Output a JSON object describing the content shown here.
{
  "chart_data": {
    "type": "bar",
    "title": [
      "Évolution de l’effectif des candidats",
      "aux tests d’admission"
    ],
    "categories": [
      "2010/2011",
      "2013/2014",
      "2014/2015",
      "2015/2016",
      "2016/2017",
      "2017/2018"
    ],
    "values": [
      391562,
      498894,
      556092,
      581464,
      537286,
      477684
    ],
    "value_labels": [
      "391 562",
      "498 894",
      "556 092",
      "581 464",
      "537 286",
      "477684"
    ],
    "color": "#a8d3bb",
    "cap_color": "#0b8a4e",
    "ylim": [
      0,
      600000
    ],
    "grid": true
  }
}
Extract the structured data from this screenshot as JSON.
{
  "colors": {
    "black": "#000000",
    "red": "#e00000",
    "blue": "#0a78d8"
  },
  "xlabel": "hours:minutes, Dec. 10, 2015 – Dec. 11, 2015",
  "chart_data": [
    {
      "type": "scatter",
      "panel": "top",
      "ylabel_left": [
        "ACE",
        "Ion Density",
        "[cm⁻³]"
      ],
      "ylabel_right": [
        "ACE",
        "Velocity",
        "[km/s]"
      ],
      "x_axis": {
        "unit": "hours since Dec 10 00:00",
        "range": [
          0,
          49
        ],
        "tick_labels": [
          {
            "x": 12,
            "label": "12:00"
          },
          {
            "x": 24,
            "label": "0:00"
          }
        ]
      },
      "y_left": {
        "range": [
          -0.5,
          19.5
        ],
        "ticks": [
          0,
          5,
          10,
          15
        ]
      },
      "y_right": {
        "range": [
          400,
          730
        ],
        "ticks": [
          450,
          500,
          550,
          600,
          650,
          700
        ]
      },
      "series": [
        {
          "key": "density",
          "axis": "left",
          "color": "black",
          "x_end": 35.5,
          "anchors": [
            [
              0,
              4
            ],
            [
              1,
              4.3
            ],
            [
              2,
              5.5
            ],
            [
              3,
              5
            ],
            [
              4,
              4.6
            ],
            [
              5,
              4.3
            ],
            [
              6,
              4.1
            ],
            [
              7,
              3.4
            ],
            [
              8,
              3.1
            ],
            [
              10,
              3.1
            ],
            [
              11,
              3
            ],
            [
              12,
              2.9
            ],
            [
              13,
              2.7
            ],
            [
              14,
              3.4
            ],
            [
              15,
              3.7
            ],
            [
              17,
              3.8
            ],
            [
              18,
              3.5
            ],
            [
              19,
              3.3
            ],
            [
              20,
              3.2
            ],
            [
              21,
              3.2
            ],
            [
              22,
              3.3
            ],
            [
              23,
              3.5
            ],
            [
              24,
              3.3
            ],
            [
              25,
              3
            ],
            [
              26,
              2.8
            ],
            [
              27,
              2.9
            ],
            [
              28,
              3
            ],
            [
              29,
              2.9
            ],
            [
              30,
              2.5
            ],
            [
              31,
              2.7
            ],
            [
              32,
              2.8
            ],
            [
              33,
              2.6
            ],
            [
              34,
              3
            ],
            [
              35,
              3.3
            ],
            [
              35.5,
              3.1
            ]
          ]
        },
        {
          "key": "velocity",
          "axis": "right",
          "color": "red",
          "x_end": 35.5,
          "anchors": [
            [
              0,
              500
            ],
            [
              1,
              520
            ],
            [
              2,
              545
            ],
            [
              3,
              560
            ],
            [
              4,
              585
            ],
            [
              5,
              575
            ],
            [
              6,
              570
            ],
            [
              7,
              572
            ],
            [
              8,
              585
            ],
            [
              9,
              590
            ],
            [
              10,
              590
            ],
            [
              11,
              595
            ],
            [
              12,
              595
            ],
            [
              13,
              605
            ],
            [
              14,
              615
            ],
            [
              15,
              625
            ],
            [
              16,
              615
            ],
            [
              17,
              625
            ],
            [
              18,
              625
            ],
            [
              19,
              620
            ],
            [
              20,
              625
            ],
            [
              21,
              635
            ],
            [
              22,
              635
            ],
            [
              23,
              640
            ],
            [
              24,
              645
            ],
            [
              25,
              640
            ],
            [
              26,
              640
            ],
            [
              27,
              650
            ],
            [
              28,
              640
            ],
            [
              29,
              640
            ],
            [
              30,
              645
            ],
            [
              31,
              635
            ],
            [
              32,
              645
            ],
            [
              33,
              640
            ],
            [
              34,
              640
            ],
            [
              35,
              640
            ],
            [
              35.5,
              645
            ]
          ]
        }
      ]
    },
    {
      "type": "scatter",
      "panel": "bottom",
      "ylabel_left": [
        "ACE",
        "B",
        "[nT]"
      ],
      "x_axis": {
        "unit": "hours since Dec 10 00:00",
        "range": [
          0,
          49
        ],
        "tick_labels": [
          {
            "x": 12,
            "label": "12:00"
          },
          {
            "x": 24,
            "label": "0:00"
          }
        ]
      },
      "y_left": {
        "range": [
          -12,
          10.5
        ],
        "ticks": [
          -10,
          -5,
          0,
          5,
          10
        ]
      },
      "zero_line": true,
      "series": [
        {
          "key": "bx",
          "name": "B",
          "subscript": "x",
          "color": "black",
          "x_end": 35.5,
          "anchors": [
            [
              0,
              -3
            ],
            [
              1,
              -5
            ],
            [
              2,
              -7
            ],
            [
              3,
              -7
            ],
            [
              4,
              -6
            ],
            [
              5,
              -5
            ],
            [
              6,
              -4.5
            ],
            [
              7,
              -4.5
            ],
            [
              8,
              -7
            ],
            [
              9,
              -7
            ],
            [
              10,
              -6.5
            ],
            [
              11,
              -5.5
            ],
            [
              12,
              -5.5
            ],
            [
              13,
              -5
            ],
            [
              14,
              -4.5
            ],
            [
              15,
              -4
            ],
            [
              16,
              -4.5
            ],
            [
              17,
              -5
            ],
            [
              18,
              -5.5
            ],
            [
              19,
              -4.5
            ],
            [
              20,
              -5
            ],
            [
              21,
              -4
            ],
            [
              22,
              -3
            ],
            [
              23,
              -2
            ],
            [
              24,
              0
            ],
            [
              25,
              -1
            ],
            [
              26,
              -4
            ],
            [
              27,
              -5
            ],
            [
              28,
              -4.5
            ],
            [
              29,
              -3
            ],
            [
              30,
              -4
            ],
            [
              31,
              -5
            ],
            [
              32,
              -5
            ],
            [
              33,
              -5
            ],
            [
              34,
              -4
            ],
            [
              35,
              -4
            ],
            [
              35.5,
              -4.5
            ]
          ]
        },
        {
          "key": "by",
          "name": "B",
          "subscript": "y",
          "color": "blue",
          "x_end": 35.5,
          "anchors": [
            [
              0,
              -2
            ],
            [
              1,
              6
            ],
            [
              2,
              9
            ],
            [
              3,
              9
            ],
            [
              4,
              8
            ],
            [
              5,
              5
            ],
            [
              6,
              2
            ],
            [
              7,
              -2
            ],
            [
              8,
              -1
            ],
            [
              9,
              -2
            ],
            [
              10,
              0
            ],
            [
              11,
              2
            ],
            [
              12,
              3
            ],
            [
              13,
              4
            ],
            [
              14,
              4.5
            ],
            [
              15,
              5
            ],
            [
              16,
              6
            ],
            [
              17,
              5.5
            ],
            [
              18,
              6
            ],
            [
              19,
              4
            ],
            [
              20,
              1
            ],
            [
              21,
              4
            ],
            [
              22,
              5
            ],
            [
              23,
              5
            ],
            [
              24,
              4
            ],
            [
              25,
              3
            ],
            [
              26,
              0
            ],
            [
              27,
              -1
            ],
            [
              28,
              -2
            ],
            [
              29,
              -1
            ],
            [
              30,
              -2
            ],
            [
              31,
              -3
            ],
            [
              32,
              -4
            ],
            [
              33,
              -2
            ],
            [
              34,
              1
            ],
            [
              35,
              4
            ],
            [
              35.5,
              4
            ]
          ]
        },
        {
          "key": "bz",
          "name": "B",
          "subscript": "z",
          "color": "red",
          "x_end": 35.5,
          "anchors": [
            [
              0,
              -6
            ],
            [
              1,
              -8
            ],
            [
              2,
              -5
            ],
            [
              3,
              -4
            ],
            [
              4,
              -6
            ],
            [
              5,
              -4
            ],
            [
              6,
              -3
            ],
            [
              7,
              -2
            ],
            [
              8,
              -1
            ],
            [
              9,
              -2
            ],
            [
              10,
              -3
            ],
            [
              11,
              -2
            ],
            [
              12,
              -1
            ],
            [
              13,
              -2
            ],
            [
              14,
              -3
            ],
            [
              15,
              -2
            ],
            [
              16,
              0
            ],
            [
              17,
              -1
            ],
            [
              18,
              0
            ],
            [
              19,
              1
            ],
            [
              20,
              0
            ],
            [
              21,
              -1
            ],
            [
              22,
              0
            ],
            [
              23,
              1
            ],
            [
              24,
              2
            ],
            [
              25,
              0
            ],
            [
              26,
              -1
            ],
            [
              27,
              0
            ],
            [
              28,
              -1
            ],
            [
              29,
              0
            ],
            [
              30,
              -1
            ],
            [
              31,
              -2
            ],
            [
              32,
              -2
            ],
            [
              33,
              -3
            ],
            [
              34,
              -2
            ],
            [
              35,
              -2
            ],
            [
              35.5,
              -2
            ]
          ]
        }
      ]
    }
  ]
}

● ● ● ● ●

* Written task: Gather each line in these records that contains the string "JSON".

* Answer to the exercise:
Output a JSON object describing the content shown here.
Extract the structured data from this screenshot as JSON.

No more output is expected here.